[Stored data]
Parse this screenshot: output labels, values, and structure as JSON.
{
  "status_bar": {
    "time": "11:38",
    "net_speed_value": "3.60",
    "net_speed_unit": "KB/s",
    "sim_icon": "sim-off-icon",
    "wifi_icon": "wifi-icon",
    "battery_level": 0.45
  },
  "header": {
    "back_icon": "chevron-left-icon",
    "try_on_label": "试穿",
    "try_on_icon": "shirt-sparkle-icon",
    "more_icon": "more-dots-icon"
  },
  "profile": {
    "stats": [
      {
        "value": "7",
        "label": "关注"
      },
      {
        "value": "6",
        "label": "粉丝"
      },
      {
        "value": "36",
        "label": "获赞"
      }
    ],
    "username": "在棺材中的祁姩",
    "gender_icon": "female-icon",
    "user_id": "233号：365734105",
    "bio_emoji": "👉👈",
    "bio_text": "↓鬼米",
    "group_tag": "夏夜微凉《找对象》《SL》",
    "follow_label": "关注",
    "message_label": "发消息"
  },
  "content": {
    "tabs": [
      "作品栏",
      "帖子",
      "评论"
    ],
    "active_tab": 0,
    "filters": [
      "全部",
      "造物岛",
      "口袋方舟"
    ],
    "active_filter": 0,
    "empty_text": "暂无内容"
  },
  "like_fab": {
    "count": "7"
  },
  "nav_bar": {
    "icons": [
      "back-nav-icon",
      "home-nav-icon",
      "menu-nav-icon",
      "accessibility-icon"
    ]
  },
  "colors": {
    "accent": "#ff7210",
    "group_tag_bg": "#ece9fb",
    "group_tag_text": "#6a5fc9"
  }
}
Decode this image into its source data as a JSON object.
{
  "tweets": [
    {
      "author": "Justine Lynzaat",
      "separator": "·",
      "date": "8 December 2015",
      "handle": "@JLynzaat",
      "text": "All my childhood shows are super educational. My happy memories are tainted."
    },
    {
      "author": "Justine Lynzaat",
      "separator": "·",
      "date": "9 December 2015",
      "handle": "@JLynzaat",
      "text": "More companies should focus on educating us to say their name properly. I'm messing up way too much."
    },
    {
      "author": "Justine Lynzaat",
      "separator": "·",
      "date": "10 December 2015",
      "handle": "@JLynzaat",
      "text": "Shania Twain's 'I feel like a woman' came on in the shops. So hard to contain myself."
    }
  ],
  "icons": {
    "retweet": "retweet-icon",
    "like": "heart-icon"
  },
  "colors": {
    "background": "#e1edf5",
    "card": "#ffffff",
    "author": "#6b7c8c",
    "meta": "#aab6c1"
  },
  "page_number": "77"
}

- _What is required_
Which lines hold the word "JSON"? Return all of them from the records above.

- _Solution for this exercise_
Parse this screenshot: output labels, values, and structure as JSON.
Decode this image into its source data as a JSON object.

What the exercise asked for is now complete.